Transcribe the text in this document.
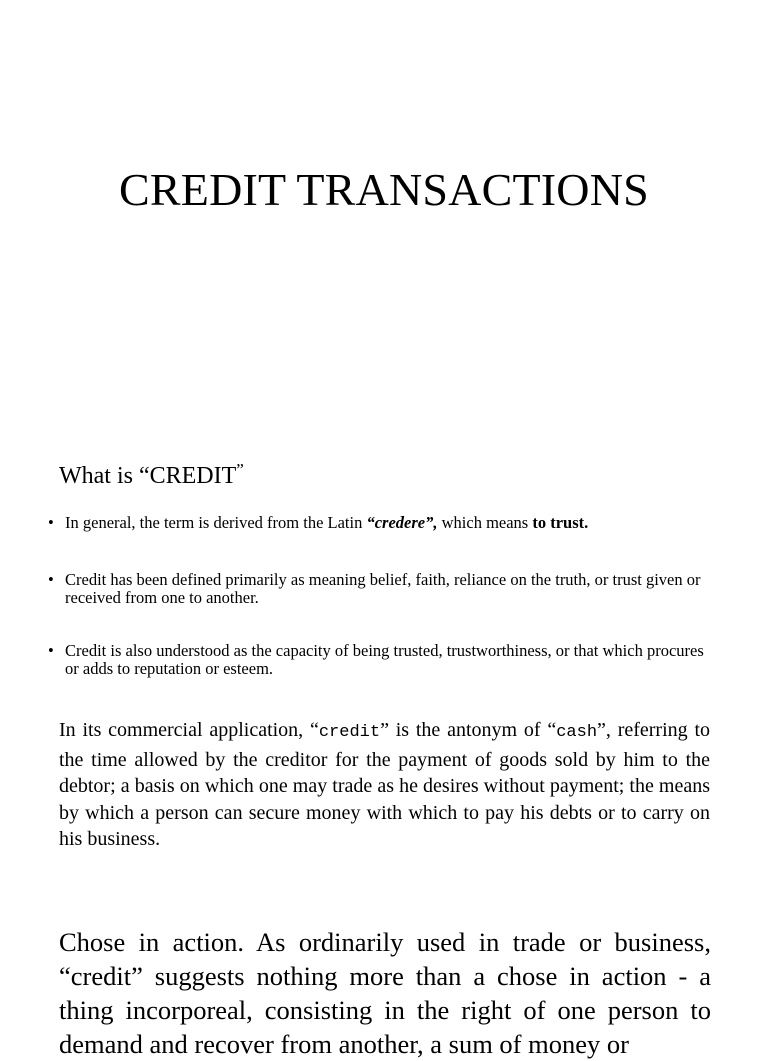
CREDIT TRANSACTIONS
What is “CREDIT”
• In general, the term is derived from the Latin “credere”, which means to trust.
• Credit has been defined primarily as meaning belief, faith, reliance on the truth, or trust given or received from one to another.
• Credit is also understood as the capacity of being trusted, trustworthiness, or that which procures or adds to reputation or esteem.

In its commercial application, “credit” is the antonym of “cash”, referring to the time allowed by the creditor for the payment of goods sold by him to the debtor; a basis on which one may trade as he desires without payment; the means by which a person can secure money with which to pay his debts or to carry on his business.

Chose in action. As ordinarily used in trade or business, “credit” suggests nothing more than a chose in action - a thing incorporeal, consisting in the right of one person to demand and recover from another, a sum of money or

--

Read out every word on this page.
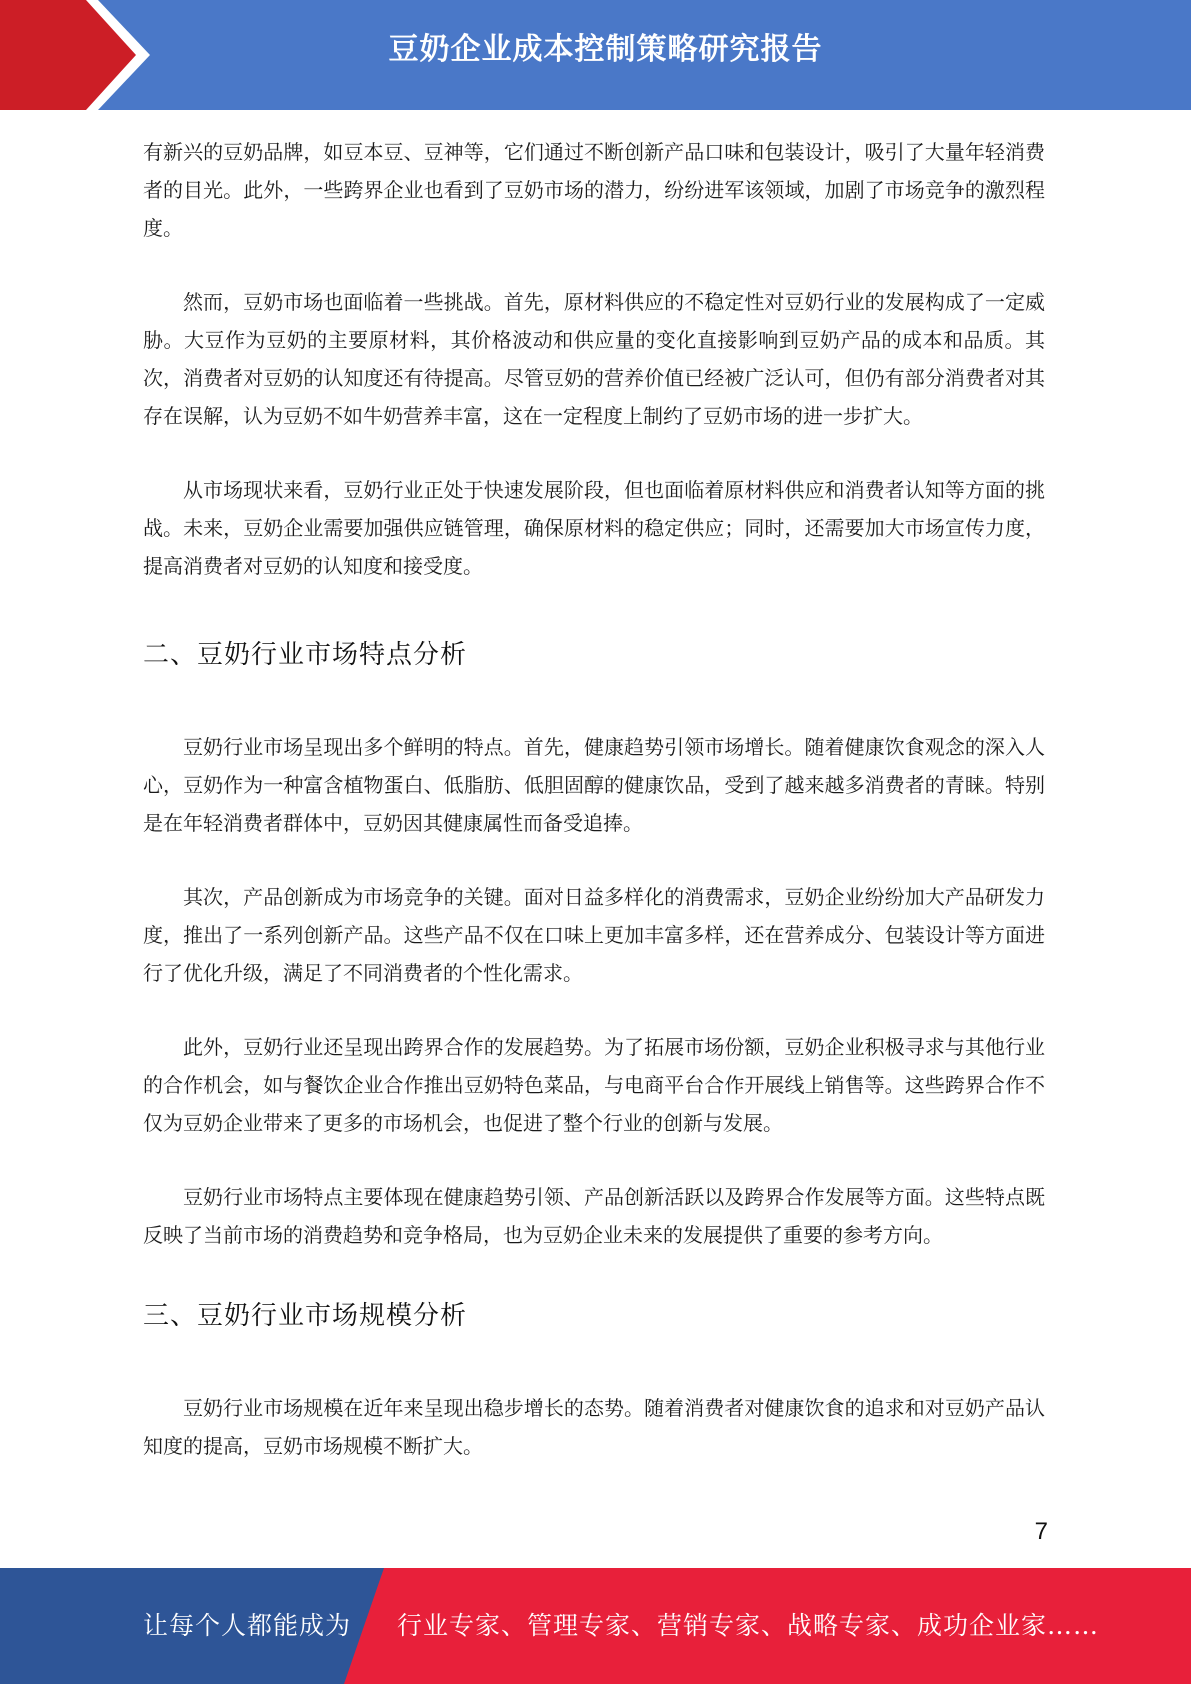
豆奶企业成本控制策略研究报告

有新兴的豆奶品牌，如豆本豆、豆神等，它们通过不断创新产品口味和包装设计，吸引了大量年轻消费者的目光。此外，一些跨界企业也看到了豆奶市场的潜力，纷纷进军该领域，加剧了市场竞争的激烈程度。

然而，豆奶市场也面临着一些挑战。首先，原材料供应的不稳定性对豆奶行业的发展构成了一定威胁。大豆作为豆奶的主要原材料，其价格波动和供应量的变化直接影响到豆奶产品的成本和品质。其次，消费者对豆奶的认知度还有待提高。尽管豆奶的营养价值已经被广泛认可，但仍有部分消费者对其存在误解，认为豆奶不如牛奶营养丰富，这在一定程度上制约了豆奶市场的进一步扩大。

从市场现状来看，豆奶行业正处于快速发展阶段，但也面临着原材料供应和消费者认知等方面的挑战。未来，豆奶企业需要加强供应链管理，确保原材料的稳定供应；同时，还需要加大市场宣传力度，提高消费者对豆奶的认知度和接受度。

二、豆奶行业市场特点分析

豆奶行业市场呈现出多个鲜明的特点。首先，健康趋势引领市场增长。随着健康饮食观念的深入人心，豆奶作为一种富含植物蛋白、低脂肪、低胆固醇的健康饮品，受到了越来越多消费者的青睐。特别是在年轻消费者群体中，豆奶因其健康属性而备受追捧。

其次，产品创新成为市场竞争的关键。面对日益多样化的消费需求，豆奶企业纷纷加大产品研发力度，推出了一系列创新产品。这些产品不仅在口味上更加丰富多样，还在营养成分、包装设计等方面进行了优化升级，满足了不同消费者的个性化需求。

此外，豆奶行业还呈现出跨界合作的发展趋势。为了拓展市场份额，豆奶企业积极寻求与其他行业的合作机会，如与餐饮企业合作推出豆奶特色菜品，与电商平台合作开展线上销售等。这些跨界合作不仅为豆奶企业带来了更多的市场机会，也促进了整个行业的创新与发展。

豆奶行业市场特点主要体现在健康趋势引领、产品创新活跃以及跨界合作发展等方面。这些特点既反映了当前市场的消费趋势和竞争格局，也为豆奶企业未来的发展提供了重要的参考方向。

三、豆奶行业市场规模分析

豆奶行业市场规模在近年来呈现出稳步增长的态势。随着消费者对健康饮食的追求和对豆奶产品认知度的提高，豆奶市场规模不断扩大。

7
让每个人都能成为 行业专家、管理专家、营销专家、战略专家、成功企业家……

_EXERCISE DIRECTIONS:_ Copy out each line of the entries that holds "trade".

_ANSWER TO THIS EXERCISE:_
In its commercial application, “credit” is the antonym of “cash”, referring to the time allowed by the creditor for the payment of goods sold by him to the debtor; a basis on which one may trade as he desires without payment; the means by which a person can secure money with which to pay his debts or to carry on his business.
Chose in action. As ordinarily used in trade or business, “credit” suggests nothing more than a chose in action - a thing incorporeal, consisting in the right of one person to demand and recover from another, a sum of money or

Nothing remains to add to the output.